-- Document excerpt --
Open chrisimcevoy opened 11 months ago

chrisimcevoy commented 11 months ago

Bug report

Bug description:

Originally reported on the mypy issue tracker.

I think I have stumbled upon an undocumented change to typing.Protocol between Python 3.10 and 3.11. I am not sure if this change is intentional.

Specifically, as of 3.11 an instance of a Protocol can be created if an initialiser is declared. In previous versions, this would raise TypeError.

from typing import Protocol

class Spam(Protocol):

    def __init__(self):
        print("No TypeError here!")

# In Python 3.9 and 3.10, this raises TypeError
# In Python 3.11 and 3.12, no TypeError is raised.
s = Spam()

-- Exercise instructions --
**a.** According to the typing.Protocol bug report, what happened in Python 3.9 and 3.10 when code created an instance of a Protocol that declares an initializer?
**b.** Write what comes next in the typing.Protocol bug report, picking up right after its final line of code.
The listing that follows comes from a separate source.

Data records
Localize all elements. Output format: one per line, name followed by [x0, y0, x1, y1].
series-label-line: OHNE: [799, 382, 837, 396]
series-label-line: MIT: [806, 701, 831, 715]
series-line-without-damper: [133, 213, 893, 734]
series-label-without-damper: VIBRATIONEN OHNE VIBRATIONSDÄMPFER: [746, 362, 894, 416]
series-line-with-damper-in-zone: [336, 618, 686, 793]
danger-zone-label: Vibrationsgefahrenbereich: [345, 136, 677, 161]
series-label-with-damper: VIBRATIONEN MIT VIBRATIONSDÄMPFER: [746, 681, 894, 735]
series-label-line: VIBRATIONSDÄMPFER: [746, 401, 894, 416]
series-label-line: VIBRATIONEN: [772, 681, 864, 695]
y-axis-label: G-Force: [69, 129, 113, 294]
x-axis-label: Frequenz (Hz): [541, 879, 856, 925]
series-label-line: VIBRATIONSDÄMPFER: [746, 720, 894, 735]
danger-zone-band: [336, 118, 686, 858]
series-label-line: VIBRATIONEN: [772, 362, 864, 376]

-- Task results --
**a.** It raised TypeError.

**b.**
CPython versions tested on:

3.9, 3.10, 3.11, 3.12

Operating systems tested on:

Linux

JelleZijlstra commented 11 months ago

This is because we made a change in 3.11 to not clobber the Protocol's __init__ method if it already exists. But that clobbering is how we prevent Protocols from being instantiated, so now you can instantiate the protocol.

If there's a way to fix this without too much impact, I'd accept it, but if not, I think we can safely close this as a won't fix: if the user does something unusual, they shouldn't be surprised if it has unusual effects.